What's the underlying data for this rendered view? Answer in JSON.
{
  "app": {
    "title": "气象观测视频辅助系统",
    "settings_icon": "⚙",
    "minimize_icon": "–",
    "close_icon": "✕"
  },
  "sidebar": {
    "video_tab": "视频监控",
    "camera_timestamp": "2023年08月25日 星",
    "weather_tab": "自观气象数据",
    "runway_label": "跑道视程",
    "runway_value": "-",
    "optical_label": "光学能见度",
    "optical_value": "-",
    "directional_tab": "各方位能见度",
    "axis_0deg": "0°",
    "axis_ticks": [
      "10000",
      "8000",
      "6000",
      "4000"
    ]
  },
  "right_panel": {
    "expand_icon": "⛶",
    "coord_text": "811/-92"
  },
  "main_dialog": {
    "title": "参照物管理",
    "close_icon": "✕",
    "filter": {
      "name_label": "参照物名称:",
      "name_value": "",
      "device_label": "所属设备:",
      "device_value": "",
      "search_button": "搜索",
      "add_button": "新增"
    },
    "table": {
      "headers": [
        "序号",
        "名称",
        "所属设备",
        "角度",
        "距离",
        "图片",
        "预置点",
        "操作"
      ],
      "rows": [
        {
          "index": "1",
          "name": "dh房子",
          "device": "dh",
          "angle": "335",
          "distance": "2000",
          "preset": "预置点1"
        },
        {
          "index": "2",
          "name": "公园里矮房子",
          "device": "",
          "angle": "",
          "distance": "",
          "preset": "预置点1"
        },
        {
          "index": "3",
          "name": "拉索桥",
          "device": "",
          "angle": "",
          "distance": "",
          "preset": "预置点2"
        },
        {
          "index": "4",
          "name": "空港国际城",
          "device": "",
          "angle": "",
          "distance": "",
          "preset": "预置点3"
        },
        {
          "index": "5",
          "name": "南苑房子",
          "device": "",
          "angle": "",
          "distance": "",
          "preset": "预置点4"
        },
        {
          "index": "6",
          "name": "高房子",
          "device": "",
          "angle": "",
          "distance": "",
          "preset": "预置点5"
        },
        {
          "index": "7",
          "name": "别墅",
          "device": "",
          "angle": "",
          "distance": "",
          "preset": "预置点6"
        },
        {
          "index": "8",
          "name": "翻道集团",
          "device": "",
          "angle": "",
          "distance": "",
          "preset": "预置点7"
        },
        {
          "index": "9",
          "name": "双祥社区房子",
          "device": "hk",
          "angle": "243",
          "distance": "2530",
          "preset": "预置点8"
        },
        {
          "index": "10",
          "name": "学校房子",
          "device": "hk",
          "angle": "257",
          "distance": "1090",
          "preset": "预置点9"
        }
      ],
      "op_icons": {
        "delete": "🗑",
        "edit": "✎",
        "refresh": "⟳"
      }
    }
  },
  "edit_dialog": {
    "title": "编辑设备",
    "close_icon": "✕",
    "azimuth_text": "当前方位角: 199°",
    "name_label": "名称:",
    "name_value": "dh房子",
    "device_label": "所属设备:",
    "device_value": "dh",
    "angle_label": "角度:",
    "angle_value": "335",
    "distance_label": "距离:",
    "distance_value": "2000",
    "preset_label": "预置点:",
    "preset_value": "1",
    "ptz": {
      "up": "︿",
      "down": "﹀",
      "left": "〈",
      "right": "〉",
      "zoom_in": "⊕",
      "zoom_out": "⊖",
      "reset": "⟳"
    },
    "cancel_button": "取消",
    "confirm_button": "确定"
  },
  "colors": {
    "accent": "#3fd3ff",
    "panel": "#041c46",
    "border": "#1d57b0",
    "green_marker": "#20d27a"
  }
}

> **Problem statement**
Copy out every line of the data above, exactly as given.

> **Response below**
What's the underlying data for this rendered view? Answer in JSON.
{
  "app": {
    "title": "气象观测视频辅助系统",
    "settings_icon": "⚙",
    "minimize_icon": "–",
    "close_icon": "✕"
  },
  "sidebar": {
    "video_tab": "视频监控",
    "camera_timestamp": "2023年08月25日 星",
    "weather_tab": "自观气象数据",
    "runway_label": "跑道视程",
    "runway_value": "-",
    "optical_label": "光学能见度",
    "optical_value": "-",
    "directional_tab": "各方位能见度",
    "axis_0deg": "0°",
    "axis_ticks": [
      "10000",
      "8000",
      "6000",
      "4000"
    ]
  },
  "right_panel": {
    "expand_icon": "⛶",
    "coord_text": "811/-92"
  },
  "main_dialog": {
    "title": "参照物管理",
    "close_icon": "✕",
    "filter": {
      "name_label": "参照物名称:",
      "name_value": "",
      "device_label": "所属设备:",
      "device_value": "",
      "search_button": "搜索",
      "add_button": "新增"
    },
    "table": {
      "headers": [
        "序号",
        "名称",
        "所属设备",
        "角度",
        "距离",
        "图片",
        "预置点",
        "操作"
      ],
      "rows": [
        {
          "index": "1",
          "name": "dh房子",
          "device": "dh",
          "angle": "335",
          "distance": "2000",
          "preset": "预置点1"
        },
        {
          "index": "2",
          "name": "公园里矮房子",
          "device": "",
          "angle": "",
          "distance": "",
          "preset": "预置点1"
        },
        {
          "index": "3",
          "name": "拉索桥",
          "device": "",
          "angle": "",
          "distance": "",
          "preset": "预置点2"
        },
        {
          "index": "4",
          "name": "空港国际城",
          "device": "",
          "angle": "",
          "distance": "",
          "preset": "预置点3"
        },
        {
          "index": "5",
          "name": "南苑房子",
          "device": "",
          "angle": "",
          "distance": "",
          "preset": "预置点4"
        },
        {
          "index": "6",
          "name": "高房子",
          "device": "",
          "angle": "",
          "distance": "",
          "preset": "预置点5"
        },
        {
          "index": "7",
          "name": "别墅",
          "device": "",
          "angle": "",
          "distance": "",
          "preset": "预置点6"
        },
        {
          "index": "8",
          "name": "翻道集团",
          "device": "",
          "angle": "",
          "distance": "",
          "preset": "预置点7"
        },
        {
          "index": "9",
          "name": "双祥社区房子",
          "device": "hk",
          "angle": "243",
          "distance": "2530",
          "preset": "预置点8"
        },
        {
          "index": "10",
          "name": "学校房子",
          "device": "hk",
          "angle": "257",
          "distance": "1090",
          "preset": "预置点9"
        }
      ],
      "op_icons": {
        "delete": "🗑",
        "edit": "✎",
        "refresh": "⟳"
      }
    }
  },
  "edit_dialog": {
    "title": "编辑设备",
    "close_icon": "✕",
    "azimuth_text": "当前方位角: 199°",
    "name_label": "名称:",
    "name_value": "dh房子",
    "device_label": "所属设备:",
    "device_value": "dh",
    "angle_label": "角度:",
    "angle_value": "335",
    "distance_label": "距离:",
    "distance_value": "2000",
    "preset_label": "预置点:",
    "preset_value": "1",
    "ptz": {
      "up": "︿",
      "down": "﹀",
      "left": "〈",
      "right": "〉",
      "zoom_in": "⊕",
      "zoom_out": "⊖",
      "reset": "⟳"
    },
    "cancel_button": "取消",
    "confirm_button": "确定"
  },
  "colors": {
    "accent": "#3fd3ff",
    "panel": "#041c46",
    "border": "#1d57b0",
    "green_marker": "#20d27a"
  }
}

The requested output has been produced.